*Stated exercise A*.
Rewrite the listing below from its first line through the line containing "row-value: North America", with both of those lines included, replacing "Medium" with "Low" and leaving everything else unchanged.

*Page text*.
• • •
-1

I found this implementation in JAVA, but I was wondering if it is possible to get the number of slides in a ppt file? If so, would it be similar to doing the same operation in pptx files?

-Look through the directory that the script file is in -Detect and count the number of slides in a ppt file -Take that number and append it to a CSV file

I found a bash script that will do something similar but for PDF files

#!/bin/bash 
saveIFS=$IFS
IFS=$(echo -en "\n\b")

myFiles=($(find . -name "*.pdf"))
totalPages=0

echo "file path, number of pages" > log_3.csv
for eachFile in ${myFiles[*]}; do
  pageCount=$(mdls $eachFile | grep kMDItemNumberOfPages | awk -F'= ' '{print $2}')
  size=${#pageCount}

  if [ $size -eq 0 ]
  then
    # these files had no entry for kMDItemNumberOfPages
    # comment out the next line to not list these files
    echo $eachFile : \*\* Skipped - no page count \*\*
  else
    # comment out the next line if you don't want to see a count for each file
    echo $eachFile, $pageCount >> log_3.csv
    totalPages=$(($totalPages + $pageCount))
• • •
*The records*.
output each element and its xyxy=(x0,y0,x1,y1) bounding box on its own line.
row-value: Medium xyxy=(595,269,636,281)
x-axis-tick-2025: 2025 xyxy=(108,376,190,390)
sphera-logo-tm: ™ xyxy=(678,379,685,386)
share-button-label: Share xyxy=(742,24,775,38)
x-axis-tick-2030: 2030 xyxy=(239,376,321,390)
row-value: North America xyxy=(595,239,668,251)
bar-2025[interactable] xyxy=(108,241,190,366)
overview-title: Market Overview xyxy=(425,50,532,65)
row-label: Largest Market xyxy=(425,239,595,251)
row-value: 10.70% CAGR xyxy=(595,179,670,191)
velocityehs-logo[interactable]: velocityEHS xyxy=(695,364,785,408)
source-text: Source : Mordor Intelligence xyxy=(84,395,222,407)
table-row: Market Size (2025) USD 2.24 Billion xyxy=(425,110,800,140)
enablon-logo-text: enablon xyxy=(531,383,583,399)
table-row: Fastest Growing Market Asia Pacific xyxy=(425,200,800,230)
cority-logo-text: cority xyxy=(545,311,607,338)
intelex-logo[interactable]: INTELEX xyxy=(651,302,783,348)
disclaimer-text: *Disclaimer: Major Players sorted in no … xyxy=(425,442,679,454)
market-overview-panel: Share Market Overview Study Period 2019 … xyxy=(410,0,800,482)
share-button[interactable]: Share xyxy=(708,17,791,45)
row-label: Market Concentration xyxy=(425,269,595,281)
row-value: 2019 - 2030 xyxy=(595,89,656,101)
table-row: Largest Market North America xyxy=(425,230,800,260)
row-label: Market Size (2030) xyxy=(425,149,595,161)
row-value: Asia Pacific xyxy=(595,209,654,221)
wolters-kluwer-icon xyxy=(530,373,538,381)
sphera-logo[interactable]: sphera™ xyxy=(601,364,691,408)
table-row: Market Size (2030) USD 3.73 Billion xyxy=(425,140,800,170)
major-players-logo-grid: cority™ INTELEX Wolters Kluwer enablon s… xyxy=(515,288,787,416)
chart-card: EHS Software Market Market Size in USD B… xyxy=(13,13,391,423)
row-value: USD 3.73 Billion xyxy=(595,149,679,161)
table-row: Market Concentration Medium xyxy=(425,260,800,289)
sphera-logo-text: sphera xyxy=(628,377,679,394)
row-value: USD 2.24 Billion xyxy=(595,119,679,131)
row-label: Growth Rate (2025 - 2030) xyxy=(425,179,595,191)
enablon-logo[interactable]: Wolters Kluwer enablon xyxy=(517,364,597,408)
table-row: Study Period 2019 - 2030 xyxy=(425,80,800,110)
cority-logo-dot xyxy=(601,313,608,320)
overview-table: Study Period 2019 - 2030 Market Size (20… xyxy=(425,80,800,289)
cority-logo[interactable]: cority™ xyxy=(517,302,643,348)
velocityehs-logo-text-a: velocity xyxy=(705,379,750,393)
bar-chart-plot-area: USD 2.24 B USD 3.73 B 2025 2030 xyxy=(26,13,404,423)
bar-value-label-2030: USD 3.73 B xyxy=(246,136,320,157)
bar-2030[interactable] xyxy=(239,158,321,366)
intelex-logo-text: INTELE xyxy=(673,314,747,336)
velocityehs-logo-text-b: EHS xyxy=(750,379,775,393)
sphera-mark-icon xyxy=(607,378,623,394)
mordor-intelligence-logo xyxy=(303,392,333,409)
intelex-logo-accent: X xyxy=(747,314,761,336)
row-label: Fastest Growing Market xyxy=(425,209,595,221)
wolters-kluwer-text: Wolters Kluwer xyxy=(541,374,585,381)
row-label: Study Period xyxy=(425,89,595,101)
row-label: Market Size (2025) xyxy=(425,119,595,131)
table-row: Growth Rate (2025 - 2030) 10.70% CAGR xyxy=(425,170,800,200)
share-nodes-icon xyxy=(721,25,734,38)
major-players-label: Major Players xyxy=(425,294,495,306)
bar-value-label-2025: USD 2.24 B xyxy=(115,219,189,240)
• • •
*Stated exercise B*.
From the forum post above, copy the part that opens with the words "if [ $size -eq" and closes with "totalPages=$(($totalPages + $pageCount))".

*Complete answer A*.
output each element and its xyxy=(x0,y0,x1,y1) bounding box on its own line.
row-value: Low xyxy=(595,269,636,281)
x-axis-tick-2025: 2025 xyxy=(108,376,190,390)
sphera-logo-tm: ™ xyxy=(678,379,685,386)
share-button-label: Share xyxy=(742,24,775,38)
x-axis-tick-2030: 2030 xyxy=(239,376,321,390)
row-value: North America xyxy=(595,239,668,251)

*Complete answer B*.
if [ $size -eq 0 ]
  then
    # these files had no entry for kMDItemNumberOfPages
    # comment out the next line to not list these files
    echo $eachFile : \*\* Skipped - no page count \*\*
  else
    # comment out the next line if you don't want to see a count for each file
    echo $eachFile, $pageCount >> log_3.csv
    totalPages=$(($totalPages + $pageCount))